Unfortunately an overview of the trend in the last three decades in 54 countries, using several indicators and diverse sources of data, shows a steady and disturbing decline in the adherence in the
rule of law. This decline is now evident also in countries which have previously been known for their
good rule of law and governance records such as Botswana , Namibia, Ghana and South Africa.
An analysis of the performance of African countries suggest that there are not enough tools available at national and regional levels to deal with the rule of law crisis. How else can it be explained that, despite of considerable efforts over the last few decades to ensure alternation of power and the adoption of the African Democracy Charter, more than 30% of the continents leaders have been on power for more than 10 years , and in many of these countries their presidents operate more or less outside national law and constitutions? Indeed, democracy and elections have been used notably in the past two decades to distort and undermine the rule of law.
This undermining of the rule of law in South Africa has been corroborated given by the evidence of the South African Public Protector before the South African parliament on 16 March 2023, wherein she testified about various donations received from Gavin Watson ( from BOSASSA fame), Donald
Stavros etc., and that various accounts were used to finance the 2017 election campaign of Ramaphosa, such as The Ria Tenda Trust, the EFG ( which refers to the firm Edelstein, Farber and
Grobler), as well as an account under the name of Linked Environmental Services. The Public Protector further testified that various prominent businessmen were involved and that she feared that her life was in danger.
In Namibia a similar event has taken place when President Geingob utilised funds donated to the state owned fishing company Fishcor, who sold fishing quotas to an Icelandic firm Samherji, in order to fund his election campaign in 2017. This eventually become part of the Fishrot scandal although and apart from the donated funds, the election campaign had nothing to do with Fishrot.

Records from a dataset:

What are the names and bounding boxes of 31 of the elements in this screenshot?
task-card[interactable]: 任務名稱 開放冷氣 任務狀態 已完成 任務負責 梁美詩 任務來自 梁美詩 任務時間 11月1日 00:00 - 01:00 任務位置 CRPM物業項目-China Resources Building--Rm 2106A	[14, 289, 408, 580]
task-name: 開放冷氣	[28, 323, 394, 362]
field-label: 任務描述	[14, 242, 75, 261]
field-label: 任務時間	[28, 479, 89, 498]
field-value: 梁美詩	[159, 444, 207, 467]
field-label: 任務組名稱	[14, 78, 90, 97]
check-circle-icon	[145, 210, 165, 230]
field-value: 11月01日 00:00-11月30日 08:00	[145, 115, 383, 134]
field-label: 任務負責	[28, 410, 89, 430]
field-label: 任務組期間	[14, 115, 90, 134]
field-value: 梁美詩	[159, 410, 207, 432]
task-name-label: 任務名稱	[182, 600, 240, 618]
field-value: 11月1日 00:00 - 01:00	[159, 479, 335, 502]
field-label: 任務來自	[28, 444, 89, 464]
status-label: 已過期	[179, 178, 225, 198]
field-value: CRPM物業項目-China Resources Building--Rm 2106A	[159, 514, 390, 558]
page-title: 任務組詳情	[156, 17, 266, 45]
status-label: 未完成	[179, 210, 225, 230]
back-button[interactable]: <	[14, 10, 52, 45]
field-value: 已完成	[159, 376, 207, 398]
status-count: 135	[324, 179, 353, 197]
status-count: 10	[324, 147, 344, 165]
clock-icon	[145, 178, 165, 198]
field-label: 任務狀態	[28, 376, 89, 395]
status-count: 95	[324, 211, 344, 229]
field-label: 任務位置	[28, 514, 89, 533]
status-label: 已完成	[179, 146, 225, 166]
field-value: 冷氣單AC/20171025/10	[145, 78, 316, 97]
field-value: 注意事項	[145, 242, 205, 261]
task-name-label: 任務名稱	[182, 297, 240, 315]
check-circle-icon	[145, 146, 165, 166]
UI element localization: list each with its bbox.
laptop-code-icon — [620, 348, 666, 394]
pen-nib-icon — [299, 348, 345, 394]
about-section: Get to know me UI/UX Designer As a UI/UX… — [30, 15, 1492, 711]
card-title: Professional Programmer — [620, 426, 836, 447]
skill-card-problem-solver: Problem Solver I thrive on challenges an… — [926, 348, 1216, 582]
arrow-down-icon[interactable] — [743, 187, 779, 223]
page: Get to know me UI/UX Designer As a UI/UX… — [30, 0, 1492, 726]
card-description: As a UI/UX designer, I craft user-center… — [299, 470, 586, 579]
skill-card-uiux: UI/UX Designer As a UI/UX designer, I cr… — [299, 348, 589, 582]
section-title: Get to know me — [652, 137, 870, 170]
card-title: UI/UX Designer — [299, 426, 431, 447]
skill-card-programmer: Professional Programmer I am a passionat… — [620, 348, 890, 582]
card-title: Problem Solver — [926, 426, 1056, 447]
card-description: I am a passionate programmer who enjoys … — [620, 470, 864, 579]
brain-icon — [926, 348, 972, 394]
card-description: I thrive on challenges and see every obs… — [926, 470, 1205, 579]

Required tasks:
A. According to the extract on the rule of law, what share of the continent's leaders have been in power for more than 10 years?
B. For each statement below, say whether it agrees with the extract on the rule of law, and quote the words from the extract that decide it. (i) The Public Protector gave evidence before the South African parliament on 16 March 2023. (ii) Fishcor sold fishing quotas to a Norwegian firm. (iii) The overview covers the trend over the last two decades.

Solutions:
A. More than 30%.

B.
(i) Yes: "the evidence of the South African Public Protector before the South African parliament on 16 March 2023"
(ii) No: "sold fishing quotas to an Icelandic firm Samherji"
(iii) No: "the trend in the last three decades in 54 countries"